Records excerpted from a collection:
## start

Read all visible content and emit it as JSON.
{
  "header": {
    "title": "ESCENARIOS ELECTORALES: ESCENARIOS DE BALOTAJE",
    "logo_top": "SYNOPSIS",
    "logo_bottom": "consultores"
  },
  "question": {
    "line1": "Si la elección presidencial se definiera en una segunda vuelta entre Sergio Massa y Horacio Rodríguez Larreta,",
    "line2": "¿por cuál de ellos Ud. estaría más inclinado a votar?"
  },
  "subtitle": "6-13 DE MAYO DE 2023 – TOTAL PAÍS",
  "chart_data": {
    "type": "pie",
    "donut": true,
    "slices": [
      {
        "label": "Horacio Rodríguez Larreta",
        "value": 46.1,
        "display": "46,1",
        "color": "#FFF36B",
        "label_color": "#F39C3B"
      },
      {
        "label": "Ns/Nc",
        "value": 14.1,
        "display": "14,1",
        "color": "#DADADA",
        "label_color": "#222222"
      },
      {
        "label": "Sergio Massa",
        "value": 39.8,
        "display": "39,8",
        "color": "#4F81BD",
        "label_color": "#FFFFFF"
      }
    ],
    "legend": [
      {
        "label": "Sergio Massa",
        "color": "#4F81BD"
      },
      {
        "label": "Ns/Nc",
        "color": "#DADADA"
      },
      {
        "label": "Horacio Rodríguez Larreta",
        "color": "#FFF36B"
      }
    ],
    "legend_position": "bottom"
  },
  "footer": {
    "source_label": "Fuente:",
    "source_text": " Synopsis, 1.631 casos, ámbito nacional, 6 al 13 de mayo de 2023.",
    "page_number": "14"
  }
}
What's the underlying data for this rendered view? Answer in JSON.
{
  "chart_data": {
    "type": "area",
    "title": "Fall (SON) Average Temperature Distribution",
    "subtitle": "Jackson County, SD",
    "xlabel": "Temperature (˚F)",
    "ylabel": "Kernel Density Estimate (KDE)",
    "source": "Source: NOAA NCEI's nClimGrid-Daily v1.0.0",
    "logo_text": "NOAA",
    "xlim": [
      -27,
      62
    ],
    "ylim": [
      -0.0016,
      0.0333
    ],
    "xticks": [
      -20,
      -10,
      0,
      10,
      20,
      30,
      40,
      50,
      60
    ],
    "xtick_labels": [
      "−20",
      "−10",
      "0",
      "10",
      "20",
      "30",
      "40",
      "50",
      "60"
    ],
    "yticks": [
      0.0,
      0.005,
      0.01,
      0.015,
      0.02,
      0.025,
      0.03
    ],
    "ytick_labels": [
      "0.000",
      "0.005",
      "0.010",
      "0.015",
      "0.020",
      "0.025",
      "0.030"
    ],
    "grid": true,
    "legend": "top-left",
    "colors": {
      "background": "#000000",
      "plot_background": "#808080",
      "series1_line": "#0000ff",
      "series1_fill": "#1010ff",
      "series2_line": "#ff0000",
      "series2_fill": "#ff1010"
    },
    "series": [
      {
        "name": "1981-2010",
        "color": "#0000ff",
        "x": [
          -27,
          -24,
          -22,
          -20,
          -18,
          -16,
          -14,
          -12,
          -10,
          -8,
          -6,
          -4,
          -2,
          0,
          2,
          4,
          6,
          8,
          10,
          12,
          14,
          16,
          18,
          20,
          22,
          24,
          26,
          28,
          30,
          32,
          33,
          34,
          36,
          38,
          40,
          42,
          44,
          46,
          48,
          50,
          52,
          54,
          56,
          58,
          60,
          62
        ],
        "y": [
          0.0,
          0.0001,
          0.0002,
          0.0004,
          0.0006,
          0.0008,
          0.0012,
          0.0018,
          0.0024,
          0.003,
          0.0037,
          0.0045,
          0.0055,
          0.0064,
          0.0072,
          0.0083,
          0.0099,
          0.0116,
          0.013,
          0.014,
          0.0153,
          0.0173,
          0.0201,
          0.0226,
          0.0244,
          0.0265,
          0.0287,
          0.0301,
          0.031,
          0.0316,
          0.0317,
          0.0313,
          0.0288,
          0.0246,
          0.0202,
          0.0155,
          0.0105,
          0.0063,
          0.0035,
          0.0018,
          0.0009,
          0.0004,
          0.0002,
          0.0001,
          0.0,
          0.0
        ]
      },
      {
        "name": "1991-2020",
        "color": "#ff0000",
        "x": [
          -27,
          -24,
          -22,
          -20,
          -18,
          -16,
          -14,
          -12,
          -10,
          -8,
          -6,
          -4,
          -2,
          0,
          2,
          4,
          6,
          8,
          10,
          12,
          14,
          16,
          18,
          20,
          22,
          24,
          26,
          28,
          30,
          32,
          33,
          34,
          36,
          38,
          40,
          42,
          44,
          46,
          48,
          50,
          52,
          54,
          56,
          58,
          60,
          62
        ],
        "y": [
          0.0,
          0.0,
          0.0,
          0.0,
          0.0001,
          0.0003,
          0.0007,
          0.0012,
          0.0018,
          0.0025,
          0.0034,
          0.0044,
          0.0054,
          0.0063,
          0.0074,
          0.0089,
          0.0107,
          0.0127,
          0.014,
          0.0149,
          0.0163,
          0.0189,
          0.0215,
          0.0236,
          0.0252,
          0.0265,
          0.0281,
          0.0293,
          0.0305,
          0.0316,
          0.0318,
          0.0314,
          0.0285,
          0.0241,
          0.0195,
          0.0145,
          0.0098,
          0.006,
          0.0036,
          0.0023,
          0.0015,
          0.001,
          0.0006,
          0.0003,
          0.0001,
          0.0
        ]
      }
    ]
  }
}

## end

## TASK DESCRIPTION
Quote the data above in full, changing nothing.

## RESPONSE FOR THIS EXERCISE
Read all visible content and emit it as JSON.
{
  "header": {
    "title": "ESCENARIOS ELECTORALES: ESCENARIOS DE BALOTAJE",
    "logo_top": "SYNOPSIS",
    "logo_bottom": "consultores"
  },
  "question": {
    "line1": "Si la elección presidencial se definiera en una segunda vuelta entre Sergio Massa y Horacio Rodríguez Larreta,",
    "line2": "¿por cuál de ellos Ud. estaría más inclinado a votar?"
  },
  "subtitle": "6-13 DE MAYO DE 2023 – TOTAL PAÍS",
  "chart_data": {
    "type": "pie",
    "donut": true,
    "slices": [
      {
        "label": "Horacio Rodríguez Larreta",
        "value": 46.1,
        "display": "46,1",
        "color": "#FFF36B",
        "label_color": "#F39C3B"
      },
      {
        "label": "Ns/Nc",
        "value": 14.1,
        "display": "14,1",
        "color": "#DADADA",
        "label_color": "#222222"
      },
      {
        "label": "Sergio Massa",
        "value": 39.8,
        "display": "39,8",
        "color": "#4F81BD",
        "label_color": "#FFFFFF"
      }
    ],
    "legend": [
      {
        "label": "Sergio Massa",
        "color": "#4F81BD"
      },
      {
        "label": "Ns/Nc",
        "color": "#DADADA"
      },
      {
        "label": "Horacio Rodríguez Larreta",
        "color": "#FFF36B"
      }
    ],
    "legend_position": "bottom"
  },
  "footer": {
    "source_label": "Fuente:",
    "source_text": " Synopsis, 1.631 casos, ámbito nacional, 6 al 13 de mayo de 2023.",
    "page_number": "14"
  }
}
What's the underlying data for this rendered view? Answer in JSON.
{
  "chart_data": {
    "type": "area",
    "title": "Fall (SON) Average Temperature Distribution",
    "subtitle": "Jackson County, SD",
    "xlabel": "Temperature (˚F)",
    "ylabel": "Kernel Density Estimate (KDE)",
    "source": "Source: NOAA NCEI's nClimGrid-Daily v1.0.0",
    "logo_text": "NOAA",
    "xlim": [
      -27,
      62
    ],
    "ylim": [
      -0.0016,
      0.0333
    ],
    "xticks": [
      -20,
      -10,
      0,
      10,
      20,
      30,
      40,
      50,
      60
    ],
    "xtick_labels": [
      "−20",
      "−10",
      "0",
      "10",
      "20",
      "30",
      "40",
      "50",
      "60"
    ],
    "yticks": [
      0.0,
      0.005,
      0.01,
      0.015,
      0.02,
      0.025,
      0.03
    ],
    "ytick_labels": [
      "0.000",
      "0.005",
      "0.010",
      "0.015",
      "0.020",
      "0.025",
      "0.030"
    ],
    "grid": true,
    "legend": "top-left",
    "colors": {
      "background": "#000000",
      "plot_background": "#808080",
      "series1_line": "#0000ff",
      "series1_fill": "#1010ff",
      "series2_line": "#ff0000",
      "series2_fill": "#ff1010"
    },
    "series": [
      {
        "name": "1981-2010",
        "color": "#0000ff",
        "x": [
          -27,
          -24,
          -22,
          -20,
          -18,
          -16,
          -14,
          -12,
          -10,
          -8,
          -6,
          -4,
          -2,
          0,
          2,
          4,
          6,
          8,
          10,
          12,
          14,
          16,
          18,
          20,
          22,
          24,
          26,
          28,
          30,
          32,
          33,
          34,
          36,
          38,
          40,
          42,
          44,
          46,
          48,
          50,
          52,
          54,
          56,
          58,
          60,
          62
        ],
        "y": [
          0.0,
          0.0001,
          0.0002,
          0.0004,
          0.0006,
          0.0008,
          0.0012,
          0.0018,
          0.0024,
          0.003,
          0.0037,
          0.0045,
          0.0055,
          0.0064,
          0.0072,
          0.0083,
          0.0099,
          0.0116,
          0.013,
          0.014,
          0.0153,
          0.0173,
          0.0201,
          0.0226,
          0.0244,
          0.0265,
          0.0287,
          0.0301,
          0.031,
          0.0316,
          0.0317,
          0.0313,
          0.0288,
          0.0246,
          0.0202,
          0.0155,
          0.0105,
          0.0063,
          0.0035,
          0.0018,
          0.0009,
          0.0004,
          0.0002,
          0.0001,
          0.0,
          0.0
        ]
      },
      {
        "name": "1991-2020",
        "color": "#ff0000",
        "x": [
          -27,
          -24,
          -22,
          -20,
          -18,
          -16,
          -14,
          -12,
          -10,
          -8,
          -6,
          -4,
          -2,
          0,
          2,
          4,
          6,
          8,
          10,
          12,
          14,
          16,
          18,
          20,
          22,
          24,
          26,
          28,
          30,
          32,
          33,
          34,
          36,
          38,
          40,
          42,
          44,
          46,
          48,
          50,
          52,
          54,
          56,
          58,
          60,
          62
        ],
        "y": [
          0.0,
          0.0,
          0.0,
          0.0,
          0.0001,
          0.0003,
          0.0007,
          0.0012,
          0.0018,
          0.0025,
          0.0034,
          0.0044,
          0.0054,
          0.0063,
          0.0074,
          0.0089,
          0.0107,
          0.0127,
          0.014,
          0.0149,
          0.0163,
          0.0189,
          0.0215,
          0.0236,
          0.0252,
          0.0265,
          0.0281,
          0.0293,
          0.0305,
          0.0316,
          0.0318,
          0.0314,
          0.0285,
          0.0241,
          0.0195,
          0.0145,
          0.0098,
          0.006,
          0.0036,
          0.0023,
          0.0015,
          0.001,
          0.0006,
          0.0003,
          0.0001,
          0.0
        ]
      }
    ]
  }
}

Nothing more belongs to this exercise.